> **PROBLEM**
Tally the lines of the data that include the word "JSON" and state the total, nothing else.

___ GIVEN RECORDS

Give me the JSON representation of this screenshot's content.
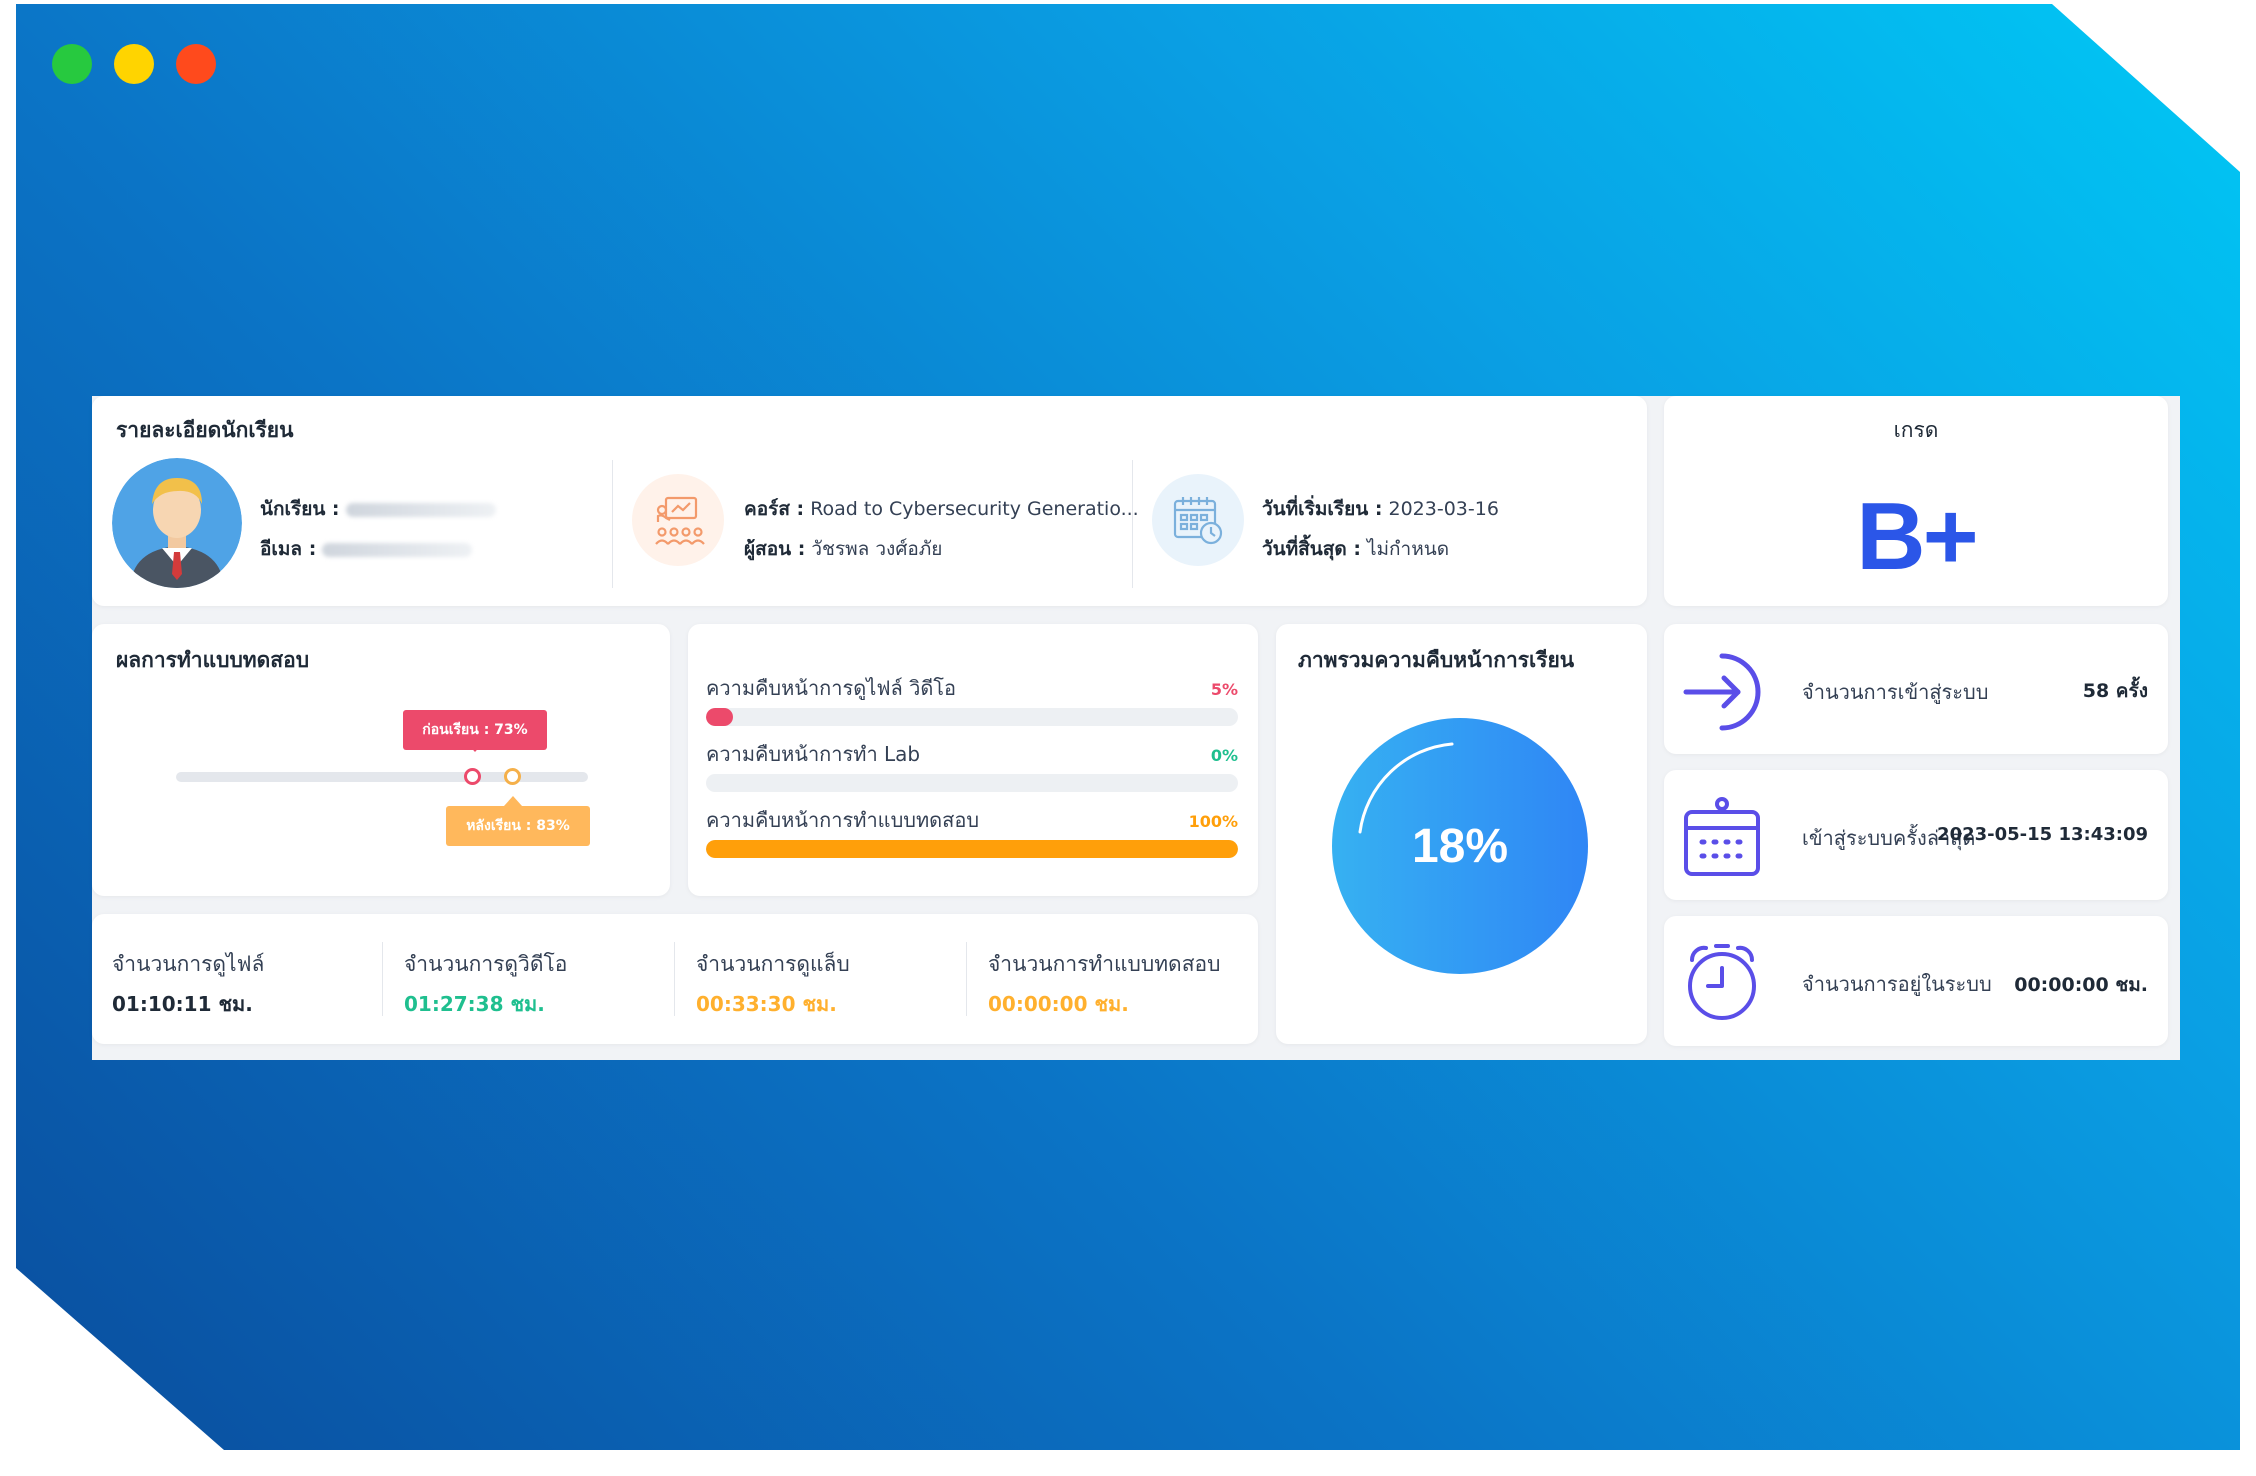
{
  "student_card": {
    "title": "รายละเอียดนักเรียน",
    "student_label": "นักเรียน :",
    "email_label": "อีเมล :",
    "course_label": "คอร์ส :",
    "course_value": "Road to Cybersecurity Generatio...",
    "instructor_label": "ผู้สอน :",
    "instructor_value": "วัชรพล วงศ์อภัย",
    "start_label": "วันที่เริ่มเรียน :",
    "start_value": "2023-03-16",
    "end_label": "วันที่สิ้นสุด :",
    "end_value": "ไม่กำหนด"
  },
  "grade_card": {
    "title": "เกรด",
    "value": "B+"
  },
  "test_result": {
    "title": "ผลการทำแบบทดสอบ",
    "before_label": "ก่อนเรียน : 73%",
    "after_label": "หลังเรียน : 83%",
    "before_pct": 73,
    "after_pct": 83
  },
  "progress": {
    "items": [
      {
        "label": "ความคืบหน้าการดูไฟล์ วิดีโอ",
        "pct_label": "5%",
        "pct": 5,
        "color": "#ec4a6b"
      },
      {
        "label": "ความคืบหน้าการทำ Lab",
        "pct_label": "0%",
        "pct": 0,
        "color": "#1fbf8f"
      },
      {
        "label": "ความคืบหน้าการทำแบบทดสอบ",
        "pct_label": "100%",
        "pct": 100,
        "color": "#ff9f0a"
      }
    ]
  },
  "overview": {
    "title": "ภาพรวมความคืบหน้าการเรียน",
    "value": "18%"
  },
  "stats": [
    {
      "label": "จำนวนการดูไฟล์",
      "value": "01:10:11 ชม.",
      "color": "#1f2a37"
    },
    {
      "label": "จำนวนการดูวิดีโอ",
      "value": "01:27:38 ชม.",
      "color": "#1fbf8f"
    },
    {
      "label": "จำนวนการดูแล็บ",
      "value": "00:33:30 ชม.",
      "color": "#ffb02e"
    },
    {
      "label": "จำนวนการทำแบบทดสอบ",
      "value": "00:00:00 ชม.",
      "color": "#ffb02e"
    }
  ],
  "right_stats": {
    "logins": {
      "label": "จำนวนการเข้าสู่ระบบ",
      "value": "58 ครั้ง"
    },
    "last_login": {
      "label": "เข้าสู่ระบบครั้งล่าสุด",
      "value": "2023-05-15 13:43:09"
    },
    "time_in_system": {
      "label": "จำนวนการอยู่ในระบบ",
      "value": "00:00:00 ชม."
    }
  },
  "colors": {
    "accent_blue": "#2b56e8",
    "icon_purple": "#5a4ee8",
    "before_pink": "#ec4a6b",
    "after_orange": "#ffb85c"
  }
}
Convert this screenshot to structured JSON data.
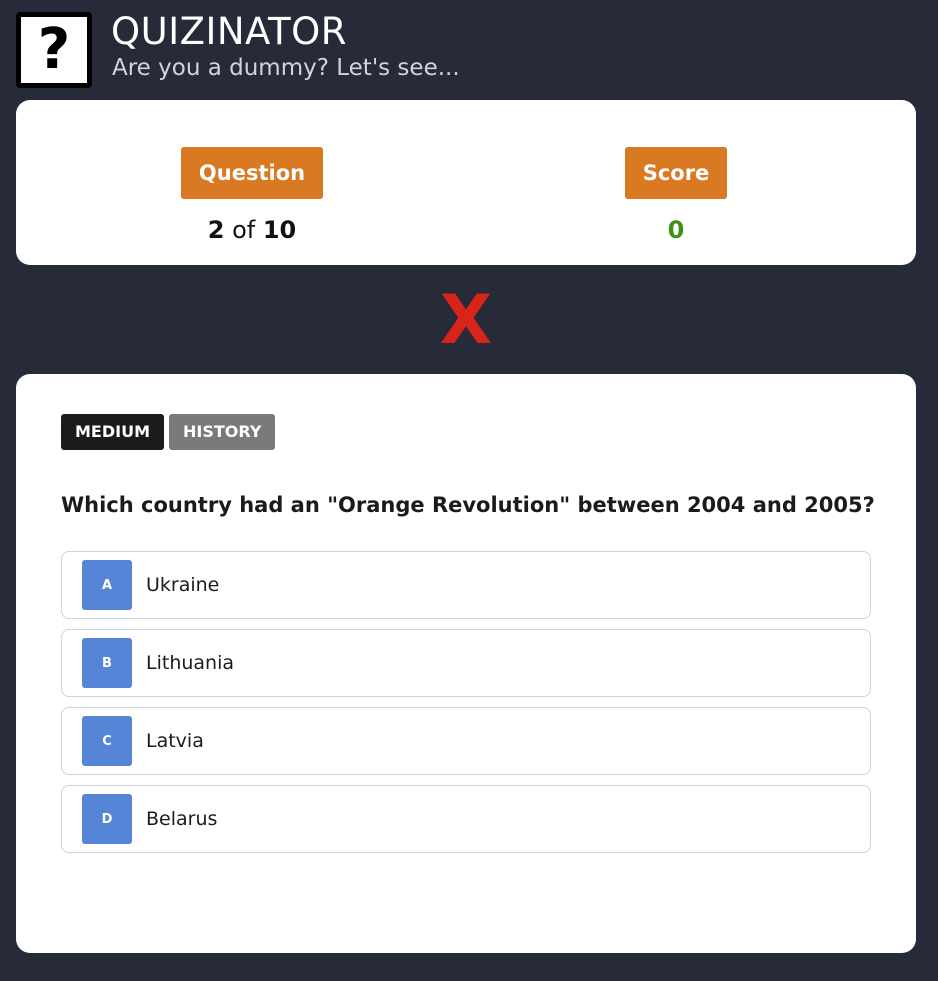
{
  "app": {
    "logo_glyph": "?",
    "title": "QUIZINATOR",
    "subtitle": "Are you a dummy? Let's see..."
  },
  "status": {
    "question_label": "Question",
    "question_current": "2",
    "question_of": "of",
    "question_total": "10",
    "score_label": "Score",
    "score_value": "0"
  },
  "feedback": {
    "mark": "X",
    "state": "wrong"
  },
  "question": {
    "difficulty": "MEDIUM",
    "category": "HISTORY",
    "text": "Which country had an \"Orange Revolution\" between 2004 and 2005?",
    "answers": [
      {
        "letter": "A",
        "text": "Ukraine"
      },
      {
        "letter": "B",
        "text": "Lithuania"
      },
      {
        "letter": "C",
        "text": "Latvia"
      },
      {
        "letter": "D",
        "text": "Belarus"
      }
    ]
  },
  "colors": {
    "background": "#272a38",
    "accent_orange": "#d97a22",
    "score_green": "#3f8f1b",
    "wrong_red": "#d8241b",
    "answer_letter_blue": "#5585d6",
    "tag_difficulty": "#1b1b1b",
    "tag_category": "#7a7a7a"
  },
  "icons": {
    "logo": "question-mark-icon",
    "feedback": "wrong-x-icon"
  }
}
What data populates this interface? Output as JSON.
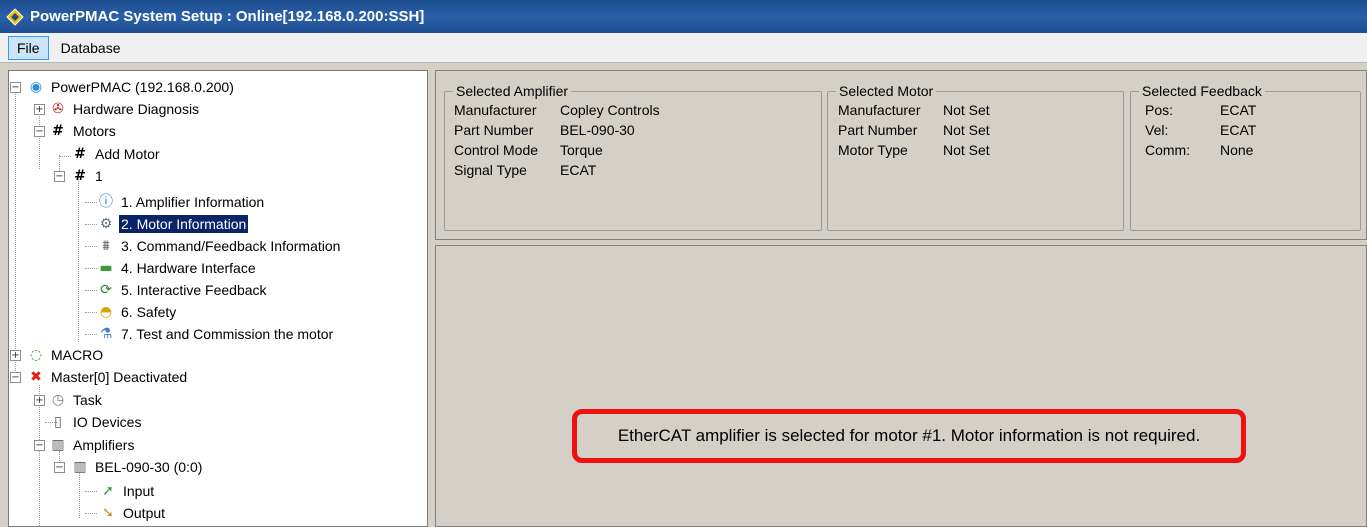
{
  "window": {
    "title": "PowerPMAC System Setup  : Online[192.168.0.200:SSH]",
    "app_icon": "powerpmac-diamond-icon"
  },
  "menu": {
    "items": [
      "File",
      "Database"
    ]
  },
  "tree": {
    "root": "PowerPMAC (192.168.0.200)",
    "hardware_diagnosis": "Hardware Diagnosis",
    "motors": "Motors",
    "add_motor": "Add Motor",
    "motor_1": "1",
    "motor_items": [
      "1. Amplifier Information",
      "2. Motor Information",
      "3. Command/Feedback Information",
      "4. Hardware Interface",
      "5. Interactive Feedback",
      "6. Safety",
      "7. Test and Commission the motor"
    ],
    "macro": "MACRO",
    "master": "Master[0] Deactivated",
    "task": "Task",
    "io_devices": "IO Devices",
    "amplifiers": "Amplifiers",
    "amp_device": "BEL-090-30 (0:0)",
    "input": "Input",
    "output": "Output",
    "selected_item": "2. Motor Information"
  },
  "selected_amplifier": {
    "legend": "Selected Amplifier",
    "rows": [
      {
        "label": "Manufacturer",
        "value": "Copley Controls"
      },
      {
        "label": "Part Number",
        "value": "BEL-090-30"
      },
      {
        "label": "Control Mode",
        "value": "Torque"
      },
      {
        "label": "Signal Type",
        "value": "ECAT"
      }
    ]
  },
  "selected_motor": {
    "legend": "Selected Motor",
    "rows": [
      {
        "label": "Manufacturer",
        "value": "Not Set"
      },
      {
        "label": "Part Number",
        "value": "Not Set"
      },
      {
        "label": "Motor Type",
        "value": "Not Set"
      }
    ]
  },
  "selected_feedback": {
    "legend": "Selected Feedback",
    "rows": [
      {
        "label": "Pos:",
        "value": "ECAT"
      },
      {
        "label": "Vel:",
        "value": "ECAT"
      },
      {
        "label": "Comm:",
        "value": "None"
      }
    ]
  },
  "message": "EtherCAT amplifier is selected for motor #1. Motor information is not required.",
  "colors": {
    "highlight": "#ee1111",
    "selection": "#0a246a",
    "titlebar": "#2b5fa7"
  }
}
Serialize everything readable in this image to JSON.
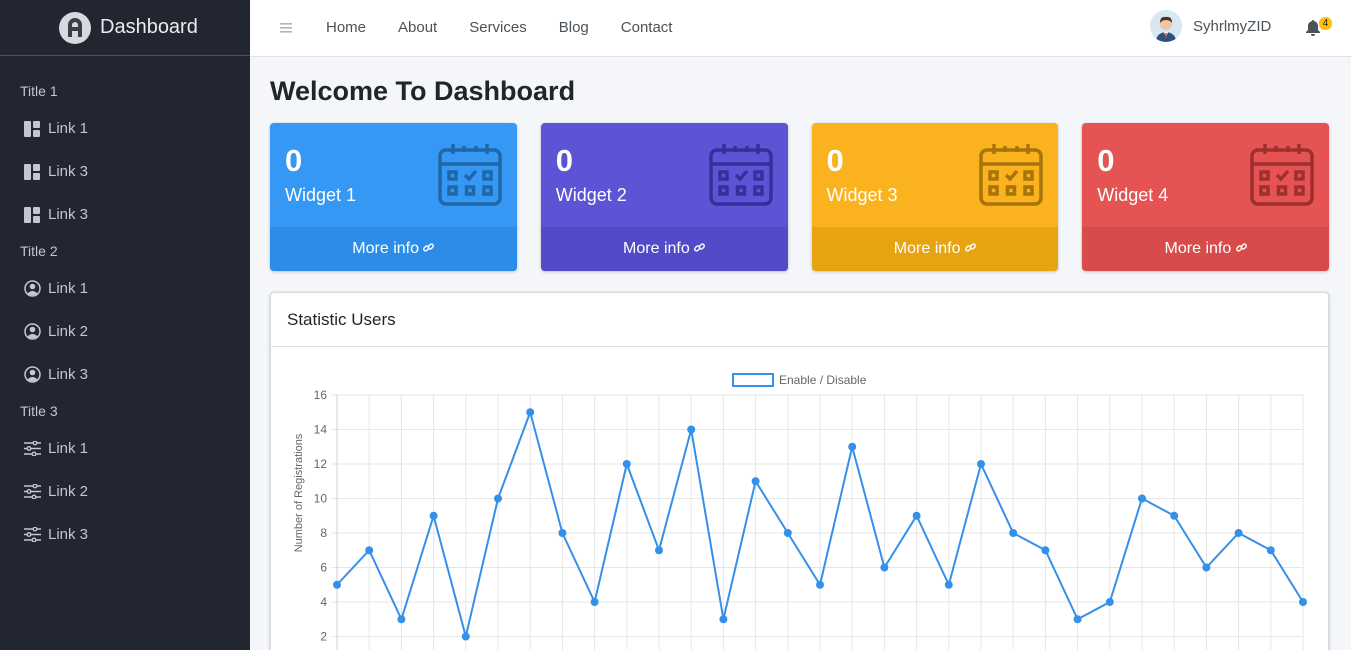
{
  "brand": {
    "name": "Dashboard"
  },
  "sidebar": {
    "sections": [
      {
        "title": "Title 1",
        "icon": "layout-icon",
        "items": [
          "Link 1",
          "Link 3",
          "Link 3"
        ]
      },
      {
        "title": "Title 2",
        "icon": "user-circle-icon",
        "items": [
          "Link 1",
          "Link 2",
          "Link 3"
        ]
      },
      {
        "title": "Title 3",
        "icon": "sliders-icon",
        "items": [
          "Link 1",
          "Link 2",
          "Link 3"
        ]
      }
    ]
  },
  "topbar": {
    "menu_icon": "hamburger-icon",
    "nav": [
      "Home",
      "About",
      "Services",
      "Blog",
      "Contact"
    ],
    "username": "SyhrlmyZID",
    "notification_count": "4"
  },
  "page": {
    "title": "Welcome To Dashboard"
  },
  "widgets": [
    {
      "value": "0",
      "label": "Widget 1",
      "more": "More info",
      "color": "#3498f4",
      "footer_color": "#2b8de8",
      "icon_color": "#1f67a8"
    },
    {
      "value": "0",
      "label": "Widget 2",
      "more": "More info",
      "color": "#5b55d6",
      "footer_color": "#514bc8",
      "icon_color": "#34309a"
    },
    {
      "value": "0",
      "label": "Widget 3",
      "more": "More info",
      "color": "#fab31e",
      "footer_color": "#e6a312",
      "icon_color": "#a87409"
    },
    {
      "value": "0",
      "label": "Widget 4",
      "more": "More info",
      "color": "#e55353",
      "footer_color": "#d84b4b",
      "icon_color": "#9e2f2f"
    }
  ],
  "stat_card": {
    "title": "Statistic Users"
  },
  "chart_data": {
    "type": "line",
    "legend": [
      "Enable / Disable"
    ],
    "ylabel": "Number of Registrations",
    "y_ticks": [
      2,
      4,
      6,
      8,
      10,
      12,
      14,
      16
    ],
    "ylim": [
      0,
      16
    ],
    "color": "#3490e8",
    "series": [
      {
        "name": "Enable / Disable",
        "values": [
          5,
          7,
          3,
          9,
          2,
          10,
          15,
          8,
          4,
          12,
          7,
          14,
          3,
          11,
          8,
          5,
          13,
          6,
          9,
          5,
          12,
          8,
          7,
          3,
          4,
          10,
          9,
          6,
          8,
          7,
          4
        ]
      }
    ]
  }
}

______

> **REPLY**
4